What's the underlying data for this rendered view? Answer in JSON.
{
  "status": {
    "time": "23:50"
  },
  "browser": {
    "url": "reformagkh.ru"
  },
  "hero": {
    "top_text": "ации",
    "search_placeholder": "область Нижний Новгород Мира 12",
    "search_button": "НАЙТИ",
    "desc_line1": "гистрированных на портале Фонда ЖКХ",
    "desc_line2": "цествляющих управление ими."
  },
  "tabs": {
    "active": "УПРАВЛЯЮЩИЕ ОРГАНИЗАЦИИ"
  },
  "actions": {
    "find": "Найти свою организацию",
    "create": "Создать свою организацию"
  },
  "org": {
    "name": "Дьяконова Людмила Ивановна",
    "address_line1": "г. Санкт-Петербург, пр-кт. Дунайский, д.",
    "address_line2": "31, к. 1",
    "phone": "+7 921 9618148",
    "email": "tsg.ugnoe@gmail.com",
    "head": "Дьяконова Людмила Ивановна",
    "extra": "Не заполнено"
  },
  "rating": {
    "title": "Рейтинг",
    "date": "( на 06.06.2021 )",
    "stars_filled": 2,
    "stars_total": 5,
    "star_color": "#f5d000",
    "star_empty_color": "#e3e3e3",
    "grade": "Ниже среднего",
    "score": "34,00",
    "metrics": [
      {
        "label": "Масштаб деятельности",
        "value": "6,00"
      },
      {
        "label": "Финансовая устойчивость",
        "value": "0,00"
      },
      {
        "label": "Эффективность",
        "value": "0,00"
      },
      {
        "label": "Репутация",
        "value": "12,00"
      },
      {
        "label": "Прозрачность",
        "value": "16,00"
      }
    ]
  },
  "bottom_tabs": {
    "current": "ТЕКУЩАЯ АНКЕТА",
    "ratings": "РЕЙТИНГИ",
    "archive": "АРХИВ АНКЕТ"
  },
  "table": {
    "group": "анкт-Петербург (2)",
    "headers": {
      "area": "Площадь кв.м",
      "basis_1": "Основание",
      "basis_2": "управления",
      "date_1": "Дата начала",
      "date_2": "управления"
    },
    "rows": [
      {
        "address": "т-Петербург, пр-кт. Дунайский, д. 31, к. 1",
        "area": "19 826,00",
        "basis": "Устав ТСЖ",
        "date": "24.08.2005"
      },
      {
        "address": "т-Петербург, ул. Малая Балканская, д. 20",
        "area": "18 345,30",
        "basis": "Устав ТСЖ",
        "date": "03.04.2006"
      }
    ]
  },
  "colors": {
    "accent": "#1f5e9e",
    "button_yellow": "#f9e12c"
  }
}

====

#### Work required:
Show all lines from the records above where the word "свою" occurs.

#### Output:
    "find": "Найти свою организацию",
    "create": "Создать свою организацию"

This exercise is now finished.